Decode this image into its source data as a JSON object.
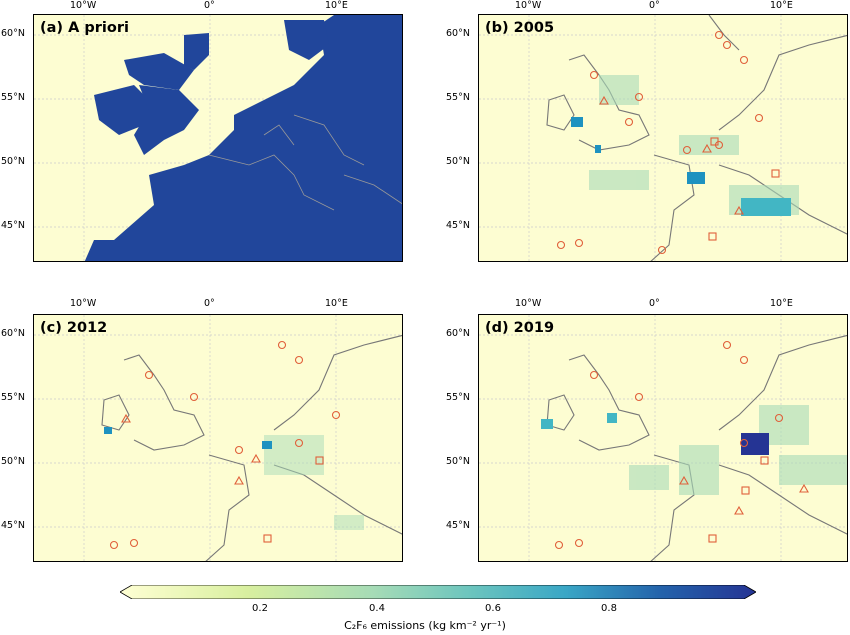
{
  "panels": [
    {
      "id": "a",
      "label": "(a) A priori"
    },
    {
      "id": "b",
      "label": "(b) 2005"
    },
    {
      "id": "c",
      "label": "(c) 2012"
    },
    {
      "id": "d",
      "label": "(d) 2019"
    }
  ],
  "axes": {
    "lon_ticks": [
      "10°W",
      "0°",
      "10°E"
    ],
    "lat_ticks": [
      "60°N",
      "55°N",
      "50°N",
      "45°N"
    ]
  },
  "colorbar": {
    "ticks": [
      "0.2",
      "0.4",
      "0.6",
      "0.8"
    ],
    "label": "C₂F₆ emissions (kg km⁻² yr⁻¹)",
    "colors": [
      "#ffffd4",
      "#e7f5b4",
      "#b5e0b6",
      "#7ccbbc",
      "#42b6c4",
      "#1e92c0",
      "#225ea8",
      "#253494"
    ]
  },
  "colors": {
    "map_bg": "#fdfdd2",
    "apriori": "#21469b",
    "marker": "#e0603a",
    "coast": "#777777"
  }
}
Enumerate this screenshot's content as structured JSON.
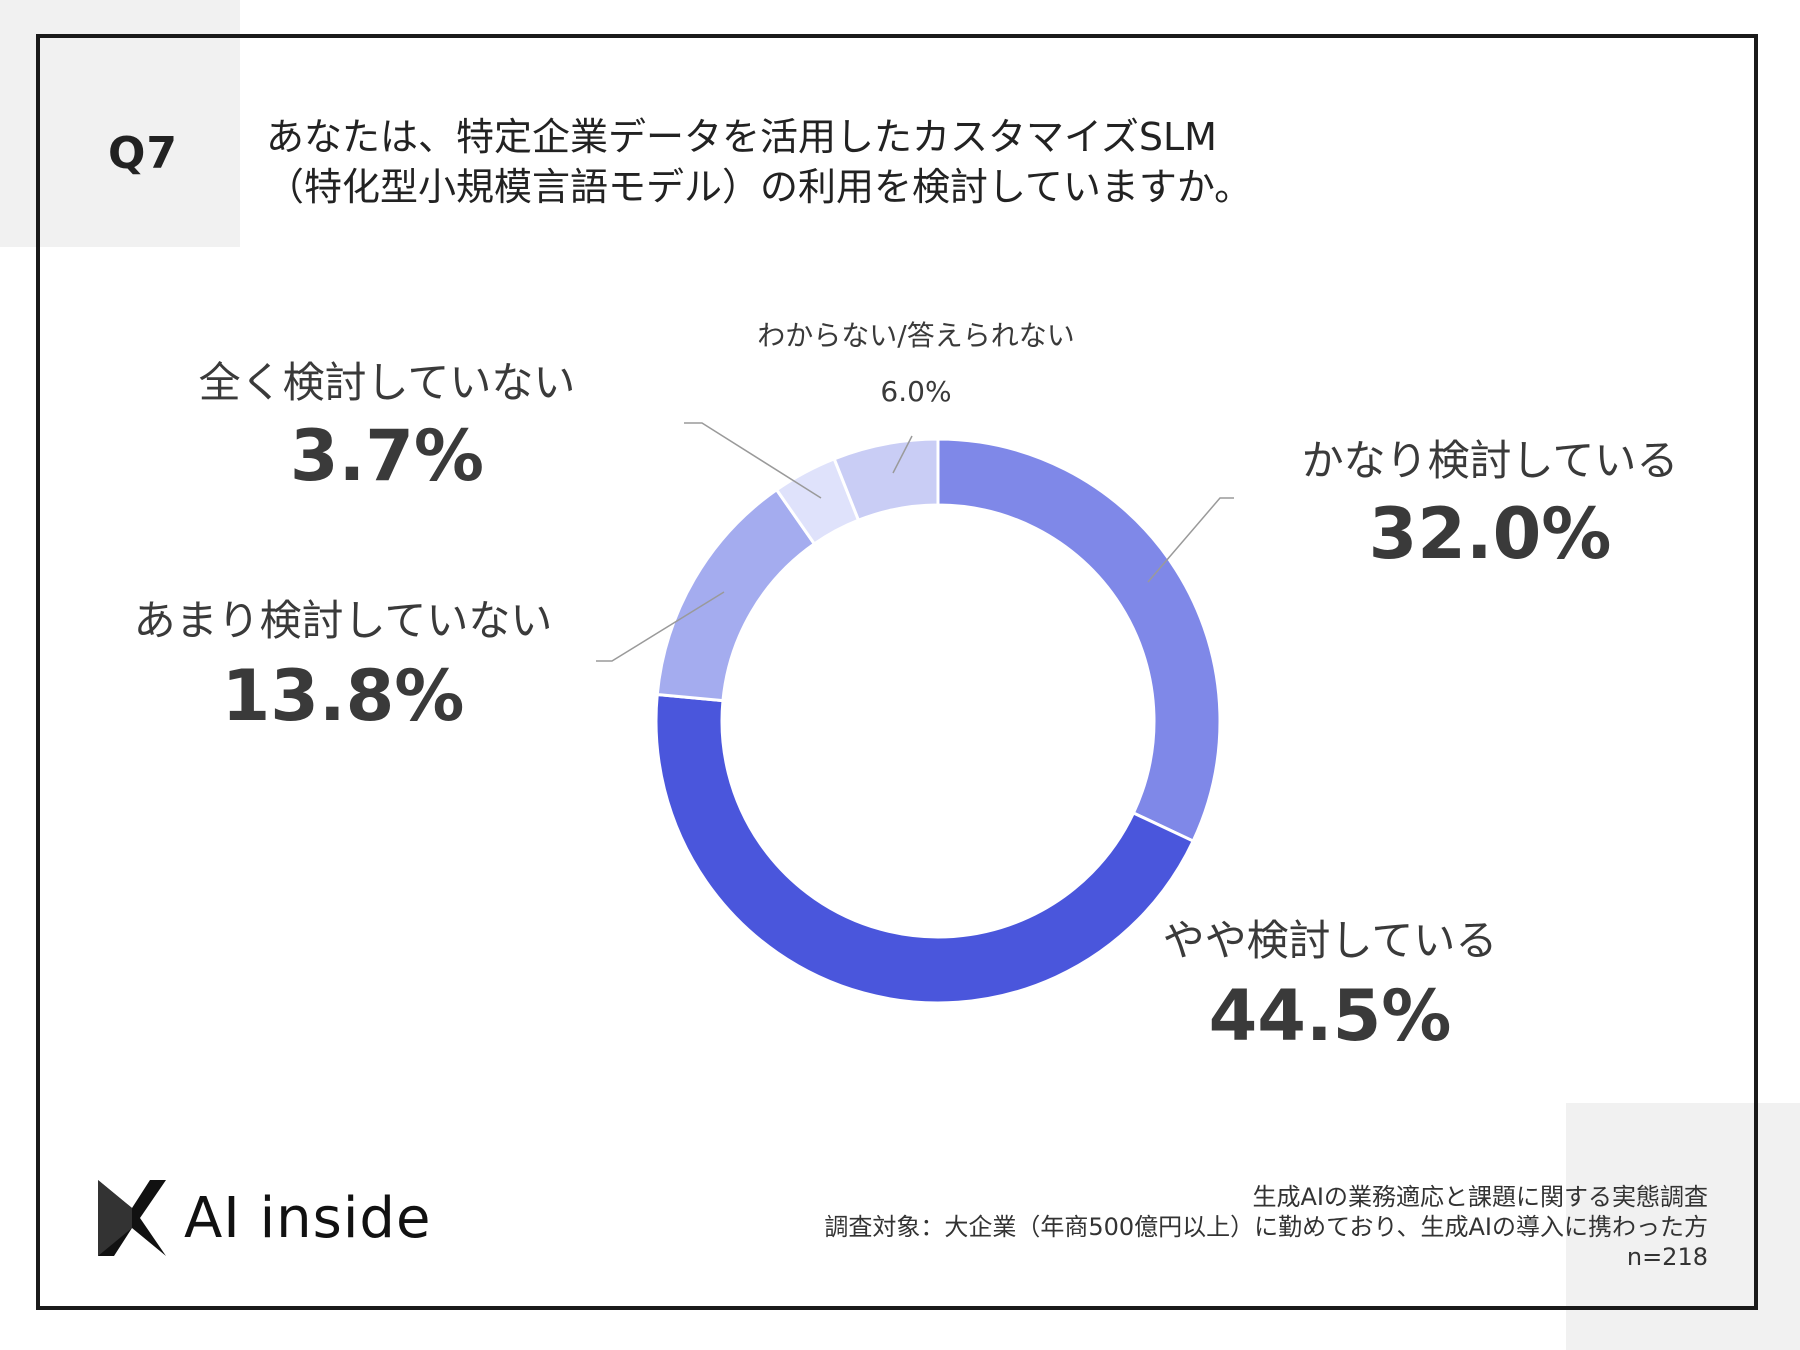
{
  "header": {
    "question_number": "Q7",
    "title_line1": "あなたは、特定企業データを活用したカスタマイズSLM",
    "title_line2": "（特化型小規模言語モデル）の利用を検討していますか。"
  },
  "chart_data": {
    "type": "pie",
    "subtype": "donut",
    "title": "あなたは、特定企業データを活用したカスタマイズSLM（特化型小規模言語モデル）の利用を検討していますか。",
    "categories": [
      "かなり検討している",
      "やや検討している",
      "あまり検討していない",
      "全く検討していない",
      "わからない/答えられない"
    ],
    "values": [
      32.0,
      44.5,
      13.8,
      3.7,
      6.0
    ],
    "value_labels": [
      "32.0%",
      "44.5%",
      "13.8%",
      "3.7%",
      "6.0%"
    ],
    "colors": [
      "#7f88e8",
      "#4a56dc",
      "#a4acef",
      "#dfe2fb",
      "#c9cdf5"
    ],
    "unit": "%"
  },
  "footer": {
    "logo_text": "AI inside",
    "survey_title": "生成AIの業務適応と課題に関する実態調査",
    "survey_target": "調査対象：大企業（年商500億円以上）に勤めており、生成AIの導入に携わった方",
    "sample_size": "n=218"
  }
}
---
• OBJECTIVE
Transcribe the records above exactly, leaving out every picture.

• ANSWER FOR THIS EXERCISE
Decode this image into its source data as a JSON object.
{
  "panels": [
    {
      "id": "a",
      "label": "(a) A priori"
    },
    {
      "id": "b",
      "label": "(b) 2005"
    },
    {
      "id": "c",
      "label": "(c) 2012"
    },
    {
      "id": "d",
      "label": "(d) 2019"
    }
  ],
  "axes": {
    "lon_ticks": [
      "10°W",
      "0°",
      "10°E"
    ],
    "lat_ticks": [
      "60°N",
      "55°N",
      "50°N",
      "45°N"
    ]
  },
  "colorbar": {
    "ticks": [
      "0.2",
      "0.4",
      "0.6",
      "0.8"
    ],
    "label": "C₂F₆ emissions (kg km⁻² yr⁻¹)",
    "colors": [
      "#ffffd4",
      "#e7f5b4",
      "#b5e0b6",
      "#7ccbbc",
      "#42b6c4",
      "#1e92c0",
      "#225ea8",
      "#253494"
    ]
  },
  "colors": {
    "map_bg": "#fdfdd2",
    "apriori": "#21469b",
    "marker": "#e0603a",
    "coast": "#777777"
  }
}
Enumerate this screenshot's content as structured JSON.
{
  "header": {
    "question_number": "Q7",
    "title_line1": "あなたは、特定企業データを活用したカスタマイズSLM",
    "title_line2": "（特化型小規模言語モデル）の利用を検討していますか。"
  },
  "chart_data": {
    "type": "pie",
    "subtype": "donut",
    "title": "あなたは、特定企業データを活用したカスタマイズSLM（特化型小規模言語モデル）の利用を検討していますか。",
    "categories": [
      "かなり検討している",
      "やや検討している",
      "あまり検討していない",
      "全く検討していない",
      "わからない/答えられない"
    ],
    "values": [
      32.0,
      44.5,
      13.8,
      3.7,
      6.0
    ],
    "value_labels": [
      "32.0%",
      "44.5%",
      "13.8%",
      "3.7%",
      "6.0%"
    ],
    "colors": [
      "#7f88e8",
      "#4a56dc",
      "#a4acef",
      "#dfe2fb",
      "#c9cdf5"
    ],
    "unit": "%"
  },
  "footer": {
    "logo_text": "AI inside",
    "survey_title": "生成AIの業務適応と課題に関する実態調査",
    "survey_target": "調査対象：大企業（年商500億円以上）に勤めており、生成AIの導入に携わった方",
    "sample_size": "n=218"
  }
}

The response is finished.